• RECORDED INFORMATION:
____

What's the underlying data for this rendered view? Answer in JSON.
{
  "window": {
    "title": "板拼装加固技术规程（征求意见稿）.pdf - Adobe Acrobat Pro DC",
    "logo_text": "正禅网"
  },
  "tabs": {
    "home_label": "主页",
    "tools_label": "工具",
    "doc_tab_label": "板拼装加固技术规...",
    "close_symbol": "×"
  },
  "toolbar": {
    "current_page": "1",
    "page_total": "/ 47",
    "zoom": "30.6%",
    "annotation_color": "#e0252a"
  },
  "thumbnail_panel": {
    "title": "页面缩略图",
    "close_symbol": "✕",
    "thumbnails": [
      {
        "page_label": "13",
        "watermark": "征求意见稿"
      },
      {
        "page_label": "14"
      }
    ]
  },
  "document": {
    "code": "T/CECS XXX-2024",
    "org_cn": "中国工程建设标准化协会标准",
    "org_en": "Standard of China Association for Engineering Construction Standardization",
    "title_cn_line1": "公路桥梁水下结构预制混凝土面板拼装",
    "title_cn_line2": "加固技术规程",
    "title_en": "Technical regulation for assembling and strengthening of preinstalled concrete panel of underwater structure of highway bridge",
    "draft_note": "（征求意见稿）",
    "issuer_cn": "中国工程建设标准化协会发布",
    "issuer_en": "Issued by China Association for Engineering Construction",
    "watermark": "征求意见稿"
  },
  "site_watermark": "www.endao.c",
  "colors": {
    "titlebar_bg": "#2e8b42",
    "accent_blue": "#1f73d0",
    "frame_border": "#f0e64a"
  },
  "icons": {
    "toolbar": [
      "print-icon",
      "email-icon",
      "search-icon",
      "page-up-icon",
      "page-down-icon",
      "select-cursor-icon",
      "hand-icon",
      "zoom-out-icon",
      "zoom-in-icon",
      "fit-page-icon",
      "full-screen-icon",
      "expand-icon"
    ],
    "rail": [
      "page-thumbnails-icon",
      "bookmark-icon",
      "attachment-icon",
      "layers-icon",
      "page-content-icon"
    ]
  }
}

____

• EXERCISE BRIEF: Reproduce the full listing exactly.

• EXERCISE RESULT:
What's the underlying data for this rendered view? Answer in JSON.
{
  "window": {
    "title": "板拼装加固技术规程（征求意见稿）.pdf - Adobe Acrobat Pro DC",
    "logo_text": "正禅网"
  },
  "tabs": {
    "home_label": "主页",
    "tools_label": "工具",
    "doc_tab_label": "板拼装加固技术规...",
    "close_symbol": "×"
  },
  "toolbar": {
    "current_page": "1",
    "page_total": "/ 47",
    "zoom": "30.6%",
    "annotation_color": "#e0252a"
  },
  "thumbnail_panel": {
    "title": "页面缩略图",
    "close_symbol": "✕",
    "thumbnails": [
      {
        "page_label": "13",
        "watermark": "征求意见稿"
      },
      {
        "page_label": "14"
      }
    ]
  },
  "document": {
    "code": "T/CECS XXX-2024",
    "org_cn": "中国工程建设标准化协会标准",
    "org_en": "Standard of China Association for Engineering Construction Standardization",
    "title_cn_line1": "公路桥梁水下结构预制混凝土面板拼装",
    "title_cn_line2": "加固技术规程",
    "title_en": "Technical regulation for assembling and strengthening of preinstalled concrete panel of underwater structure of highway bridge",
    "draft_note": "（征求意见稿）",
    "issuer_cn": "中国工程建设标准化协会发布",
    "issuer_en": "Issued by China Association for Engineering Construction",
    "watermark": "征求意见稿"
  },
  "site_watermark": "www.endao.c",
  "colors": {
    "titlebar_bg": "#2e8b42",
    "accent_blue": "#1f73d0",
    "frame_border": "#f0e64a"
  },
  "icons": {
    "toolbar": [
      "print-icon",
      "email-icon",
      "search-icon",
      "page-up-icon",
      "page-down-icon",
      "select-cursor-icon",
      "hand-icon",
      "zoom-out-icon",
      "zoom-in-icon",
      "fit-page-icon",
      "full-screen-icon",
      "expand-icon"
    ],
    "rail": [
      "page-thumbnails-icon",
      "bookmark-icon",
      "attachment-icon",
      "layers-icon",
      "page-content-icon"
    ]
  }
}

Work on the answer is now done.